• To be done:
Each line containing the word "производителем" needs to be copied.

• Material provided:
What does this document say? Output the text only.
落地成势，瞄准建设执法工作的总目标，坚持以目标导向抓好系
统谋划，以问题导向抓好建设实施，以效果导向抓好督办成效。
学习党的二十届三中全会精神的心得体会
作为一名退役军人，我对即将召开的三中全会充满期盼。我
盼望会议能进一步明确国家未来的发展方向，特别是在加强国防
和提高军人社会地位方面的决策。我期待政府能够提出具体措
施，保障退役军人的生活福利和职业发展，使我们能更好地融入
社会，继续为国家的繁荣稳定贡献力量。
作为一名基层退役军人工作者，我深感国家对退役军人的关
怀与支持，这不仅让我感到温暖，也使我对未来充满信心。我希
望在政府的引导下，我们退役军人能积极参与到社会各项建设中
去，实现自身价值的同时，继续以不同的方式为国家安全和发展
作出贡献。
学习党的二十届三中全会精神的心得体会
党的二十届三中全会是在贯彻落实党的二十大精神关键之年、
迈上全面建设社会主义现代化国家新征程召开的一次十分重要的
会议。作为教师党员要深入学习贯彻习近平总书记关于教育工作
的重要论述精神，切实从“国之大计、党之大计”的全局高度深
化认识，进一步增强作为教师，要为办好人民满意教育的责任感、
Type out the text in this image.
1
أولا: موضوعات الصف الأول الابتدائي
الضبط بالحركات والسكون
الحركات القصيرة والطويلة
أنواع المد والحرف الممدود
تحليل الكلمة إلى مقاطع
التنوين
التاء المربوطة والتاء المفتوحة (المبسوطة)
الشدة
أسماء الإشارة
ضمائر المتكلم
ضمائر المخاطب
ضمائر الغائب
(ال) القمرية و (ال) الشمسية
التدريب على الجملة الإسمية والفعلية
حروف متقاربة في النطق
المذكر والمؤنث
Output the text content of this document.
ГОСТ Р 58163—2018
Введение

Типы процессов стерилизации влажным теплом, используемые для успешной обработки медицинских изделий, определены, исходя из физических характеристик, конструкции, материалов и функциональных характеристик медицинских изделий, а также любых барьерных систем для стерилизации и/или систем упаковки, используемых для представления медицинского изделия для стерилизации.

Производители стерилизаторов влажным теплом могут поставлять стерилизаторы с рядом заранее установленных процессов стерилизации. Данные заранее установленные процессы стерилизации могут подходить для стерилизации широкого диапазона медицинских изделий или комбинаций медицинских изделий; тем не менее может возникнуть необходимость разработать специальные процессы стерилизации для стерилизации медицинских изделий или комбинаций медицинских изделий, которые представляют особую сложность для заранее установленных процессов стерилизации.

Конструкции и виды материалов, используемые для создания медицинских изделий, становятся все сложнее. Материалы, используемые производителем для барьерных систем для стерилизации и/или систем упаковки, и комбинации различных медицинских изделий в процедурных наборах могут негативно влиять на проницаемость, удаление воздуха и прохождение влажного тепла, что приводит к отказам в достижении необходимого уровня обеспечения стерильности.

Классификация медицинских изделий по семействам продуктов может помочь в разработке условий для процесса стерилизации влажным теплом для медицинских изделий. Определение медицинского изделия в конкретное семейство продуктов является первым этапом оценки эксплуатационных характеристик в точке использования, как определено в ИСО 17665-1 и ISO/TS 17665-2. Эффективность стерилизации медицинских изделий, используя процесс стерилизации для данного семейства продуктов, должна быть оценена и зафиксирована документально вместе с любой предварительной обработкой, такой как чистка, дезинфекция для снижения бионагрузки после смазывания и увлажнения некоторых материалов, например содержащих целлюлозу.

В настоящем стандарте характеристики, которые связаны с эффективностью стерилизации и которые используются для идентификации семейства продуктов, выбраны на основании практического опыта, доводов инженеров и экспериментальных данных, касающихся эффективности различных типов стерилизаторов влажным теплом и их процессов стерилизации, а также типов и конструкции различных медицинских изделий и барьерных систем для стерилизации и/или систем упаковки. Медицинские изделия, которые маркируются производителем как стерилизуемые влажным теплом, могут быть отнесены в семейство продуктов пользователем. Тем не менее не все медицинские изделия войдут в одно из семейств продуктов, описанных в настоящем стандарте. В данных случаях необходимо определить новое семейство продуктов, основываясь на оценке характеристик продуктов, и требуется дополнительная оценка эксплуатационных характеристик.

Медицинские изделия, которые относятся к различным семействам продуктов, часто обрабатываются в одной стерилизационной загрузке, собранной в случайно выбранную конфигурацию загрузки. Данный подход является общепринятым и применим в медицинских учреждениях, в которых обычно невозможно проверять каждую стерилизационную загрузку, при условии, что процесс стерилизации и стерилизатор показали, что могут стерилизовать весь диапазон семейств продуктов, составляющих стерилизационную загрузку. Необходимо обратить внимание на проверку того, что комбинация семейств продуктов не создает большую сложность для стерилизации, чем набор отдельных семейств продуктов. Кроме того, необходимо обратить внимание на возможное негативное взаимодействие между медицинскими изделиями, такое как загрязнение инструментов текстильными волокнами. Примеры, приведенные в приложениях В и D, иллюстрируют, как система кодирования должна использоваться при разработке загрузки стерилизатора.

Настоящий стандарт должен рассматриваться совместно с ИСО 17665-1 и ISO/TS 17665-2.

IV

• Solved problem:
Конструкции и виды материалов, используемые для создания медицинских изделий, становятся все сложнее. Материалы, используемые производителем для барьерных систем для стерилизации и/или систем упаковки, и комбинации различных медицинских изделий в процедурных наборах могут негативно влиять на проницаемость, удаление воздуха и прохождение влажного тепла, что приводит к отказам в достижении необходимого уровня обеспечения стерильности.
В настоящем стандарте характеристики, которые связаны с эффективностью стерилизации и которые используются для идентификации семейства продуктов, выбраны на основании практического опыта, доводов инженеров и экспериментальных данных, касающихся эффективности различных типов стерилизаторов влажным теплом и их процессов стерилизации, а также типов и конструкции различных медицинских изделий и барьерных систем для стерилизации и/или систем упаковки. Медицинские изделия, которые маркируются производителем как стерилизуемые влажным теплом, могут быть отнесены в семейство продуктов пользователем. Тем не менее не все медицинские изделия войдут в одно из семейств продуктов, описанных в настоящем стандарте. В данных случаях необходимо определить новое семейство продуктов, основываясь на оценке характеристик продуктов, и требуется дополнительная оценка эксплуатационных характеристик.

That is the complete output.